* EXERCISE PROMPT: Scan the lines below for the string "Rechte" and copy every one that has it.

[Dataset items]
·····

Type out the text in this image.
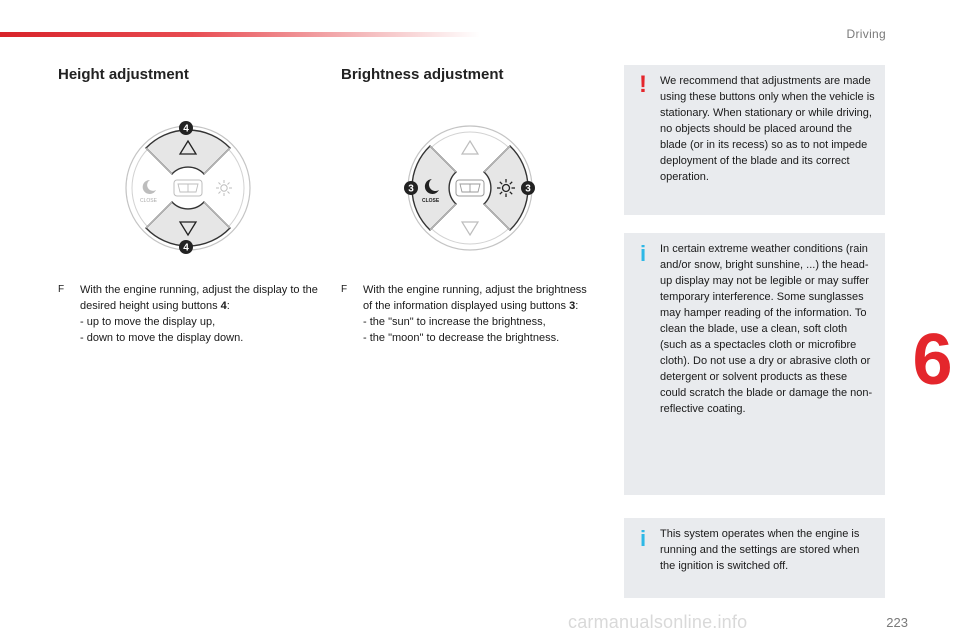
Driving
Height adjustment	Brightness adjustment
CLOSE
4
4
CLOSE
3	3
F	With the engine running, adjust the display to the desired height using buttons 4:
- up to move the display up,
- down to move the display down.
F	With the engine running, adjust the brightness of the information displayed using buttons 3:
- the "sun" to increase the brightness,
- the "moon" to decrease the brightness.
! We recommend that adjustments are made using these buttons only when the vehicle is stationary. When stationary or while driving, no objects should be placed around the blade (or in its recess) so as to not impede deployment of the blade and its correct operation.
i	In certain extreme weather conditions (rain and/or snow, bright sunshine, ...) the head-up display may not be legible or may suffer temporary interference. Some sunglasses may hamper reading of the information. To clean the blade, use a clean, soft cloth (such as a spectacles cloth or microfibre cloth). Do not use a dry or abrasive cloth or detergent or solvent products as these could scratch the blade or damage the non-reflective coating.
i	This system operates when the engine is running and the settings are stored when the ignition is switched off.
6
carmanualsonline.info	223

·····

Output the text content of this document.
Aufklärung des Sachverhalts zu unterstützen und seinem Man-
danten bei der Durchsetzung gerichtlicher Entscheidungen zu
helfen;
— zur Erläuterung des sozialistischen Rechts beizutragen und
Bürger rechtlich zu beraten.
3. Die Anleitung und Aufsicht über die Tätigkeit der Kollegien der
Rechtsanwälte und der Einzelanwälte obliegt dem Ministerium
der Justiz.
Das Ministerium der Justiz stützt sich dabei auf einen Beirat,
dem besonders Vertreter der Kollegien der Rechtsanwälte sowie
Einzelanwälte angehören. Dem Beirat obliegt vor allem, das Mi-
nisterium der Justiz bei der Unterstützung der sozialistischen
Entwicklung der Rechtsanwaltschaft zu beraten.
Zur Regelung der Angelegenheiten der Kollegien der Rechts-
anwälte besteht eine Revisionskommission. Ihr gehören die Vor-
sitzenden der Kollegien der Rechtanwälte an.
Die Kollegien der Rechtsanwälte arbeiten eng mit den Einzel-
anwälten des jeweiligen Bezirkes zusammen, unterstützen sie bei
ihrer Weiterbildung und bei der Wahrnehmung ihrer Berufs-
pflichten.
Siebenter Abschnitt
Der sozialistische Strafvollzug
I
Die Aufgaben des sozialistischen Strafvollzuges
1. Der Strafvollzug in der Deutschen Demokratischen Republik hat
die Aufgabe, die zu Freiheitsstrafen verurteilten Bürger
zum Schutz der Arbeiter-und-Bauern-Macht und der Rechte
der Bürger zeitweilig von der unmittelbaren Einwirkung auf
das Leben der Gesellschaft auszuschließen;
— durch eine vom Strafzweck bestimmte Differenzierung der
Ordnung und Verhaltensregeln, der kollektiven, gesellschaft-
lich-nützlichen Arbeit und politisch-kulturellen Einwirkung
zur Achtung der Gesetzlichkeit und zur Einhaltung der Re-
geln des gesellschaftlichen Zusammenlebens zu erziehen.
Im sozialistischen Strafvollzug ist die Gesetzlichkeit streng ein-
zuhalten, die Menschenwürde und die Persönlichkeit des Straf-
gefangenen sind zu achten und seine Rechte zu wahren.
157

·····

* SOLUTION FOR THIS PROBLEM:
zum Schutz der Arbeiter-und-Bauern-Macht und der Rechte
gefangenen sind zu achten und seine Rechte zu wahren.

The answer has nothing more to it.